▸ **PROBLEM STATEMENT**: Exactly reproduce each line of the listing that follows.

▸ **DATA FOR THIS TASK**:
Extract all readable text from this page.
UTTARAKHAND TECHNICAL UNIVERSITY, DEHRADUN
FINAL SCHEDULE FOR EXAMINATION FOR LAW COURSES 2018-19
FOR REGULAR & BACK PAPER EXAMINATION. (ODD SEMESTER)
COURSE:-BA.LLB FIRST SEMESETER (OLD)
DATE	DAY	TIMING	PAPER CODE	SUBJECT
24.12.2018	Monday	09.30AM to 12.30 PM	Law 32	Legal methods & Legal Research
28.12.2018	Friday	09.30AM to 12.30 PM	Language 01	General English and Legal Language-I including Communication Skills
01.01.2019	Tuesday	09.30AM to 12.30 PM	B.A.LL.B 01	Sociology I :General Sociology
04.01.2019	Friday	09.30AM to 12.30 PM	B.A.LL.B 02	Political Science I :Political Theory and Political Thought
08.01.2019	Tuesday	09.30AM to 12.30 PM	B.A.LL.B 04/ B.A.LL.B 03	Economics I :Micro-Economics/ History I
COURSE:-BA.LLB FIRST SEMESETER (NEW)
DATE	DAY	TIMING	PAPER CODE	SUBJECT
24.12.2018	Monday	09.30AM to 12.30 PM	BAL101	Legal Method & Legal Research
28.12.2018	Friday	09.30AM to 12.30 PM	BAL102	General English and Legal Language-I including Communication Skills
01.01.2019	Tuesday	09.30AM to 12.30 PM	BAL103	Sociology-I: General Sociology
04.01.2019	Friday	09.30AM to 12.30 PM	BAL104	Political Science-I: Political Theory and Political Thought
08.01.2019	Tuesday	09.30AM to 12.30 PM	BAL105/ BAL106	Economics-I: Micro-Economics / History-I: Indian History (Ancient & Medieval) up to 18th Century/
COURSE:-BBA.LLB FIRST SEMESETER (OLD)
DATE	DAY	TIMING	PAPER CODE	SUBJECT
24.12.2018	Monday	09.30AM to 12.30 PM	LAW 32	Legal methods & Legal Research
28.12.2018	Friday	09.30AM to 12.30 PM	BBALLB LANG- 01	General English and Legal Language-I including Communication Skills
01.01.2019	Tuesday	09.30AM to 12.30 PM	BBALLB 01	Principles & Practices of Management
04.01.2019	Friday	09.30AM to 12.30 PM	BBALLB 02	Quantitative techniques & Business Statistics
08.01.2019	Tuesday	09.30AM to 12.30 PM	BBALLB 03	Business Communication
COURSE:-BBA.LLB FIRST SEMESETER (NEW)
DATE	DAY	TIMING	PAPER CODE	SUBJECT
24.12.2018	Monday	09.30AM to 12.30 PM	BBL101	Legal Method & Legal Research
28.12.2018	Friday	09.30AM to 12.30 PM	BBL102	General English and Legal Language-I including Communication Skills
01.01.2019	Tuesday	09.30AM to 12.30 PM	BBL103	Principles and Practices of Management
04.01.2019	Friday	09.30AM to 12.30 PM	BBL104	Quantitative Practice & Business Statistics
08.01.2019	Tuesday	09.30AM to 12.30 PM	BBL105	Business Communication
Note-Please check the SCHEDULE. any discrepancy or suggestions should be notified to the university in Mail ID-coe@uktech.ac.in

▸ **FULL RESPONSE**:
Extract all readable text from this page.
UTTARAKHAND TECHNICAL UNIVERSITY, DEHRADUN
FINAL SCHEDULE FOR EXAMINATION FOR LAW COURSES 2018-19
FOR REGULAR & BACK PAPER EXAMINATION. (ODD SEMESTER)
COURSE:-BA.LLB FIRST SEMESETER (OLD)
DATE	DAY	TIMING	PAPER CODE	SUBJECT
24.12.2018	Monday	09.30AM to 12.30 PM	Law 32	Legal methods & Legal Research
28.12.2018	Friday	09.30AM to 12.30 PM	Language 01	General English and Legal Language-I including Communication Skills
01.01.2019	Tuesday	09.30AM to 12.30 PM	B.A.LL.B 01	Sociology I :General Sociology
04.01.2019	Friday	09.30AM to 12.30 PM	B.A.LL.B 02	Political Science I :Political Theory and Political Thought
08.01.2019	Tuesday	09.30AM to 12.30 PM	B.A.LL.B 04/ B.A.LL.B 03	Economics I :Micro-Economics/ History I
COURSE:-BA.LLB FIRST SEMESETER (NEW)
DATE	DAY	TIMING	PAPER CODE	SUBJECT
24.12.2018	Monday	09.30AM to 12.30 PM	BAL101	Legal Method & Legal Research
28.12.2018	Friday	09.30AM to 12.30 PM	BAL102	General English and Legal Language-I including Communication Skills
01.01.2019	Tuesday	09.30AM to 12.30 PM	BAL103	Sociology-I: General Sociology
04.01.2019	Friday	09.30AM to 12.30 PM	BAL104	Political Science-I: Political Theory and Political Thought
08.01.2019	Tuesday	09.30AM to 12.30 PM	BAL105/ BAL106	Economics-I: Micro-Economics / History-I: Indian History (Ancient & Medieval) up to 18th Century/
COURSE:-BBA.LLB FIRST SEMESETER (OLD)
DATE	DAY	TIMING	PAPER CODE	SUBJECT
24.12.2018	Monday	09.30AM to 12.30 PM	LAW 32	Legal methods & Legal Research
28.12.2018	Friday	09.30AM to 12.30 PM	BBALLB LANG- 01	General English and Legal Language-I including Communication Skills
01.01.2019	Tuesday	09.30AM to 12.30 PM	BBALLB 01	Principles & Practices of Management
04.01.2019	Friday	09.30AM to 12.30 PM	BBALLB 02	Quantitative techniques & Business Statistics
08.01.2019	Tuesday	09.30AM to 12.30 PM	BBALLB 03	Business Communication
COURSE:-BBA.LLB FIRST SEMESETER (NEW)
DATE	DAY	TIMING	PAPER CODE	SUBJECT
24.12.2018	Monday	09.30AM to 12.30 PM	BBL101	Legal Method & Legal Research
28.12.2018	Friday	09.30AM to 12.30 PM	BBL102	General English and Legal Language-I including Communication Skills
01.01.2019	Tuesday	09.30AM to 12.30 PM	BBL103	Principles and Practices of Management
04.01.2019	Friday	09.30AM to 12.30 PM	BBL104	Quantitative Practice & Business Statistics
08.01.2019	Tuesday	09.30AM to 12.30 PM	BBL105	Business Communication
Note-Please check the SCHEDULE. any discrepancy or suggestions should be notified to the university in Mail ID-coe@uktech.ac.in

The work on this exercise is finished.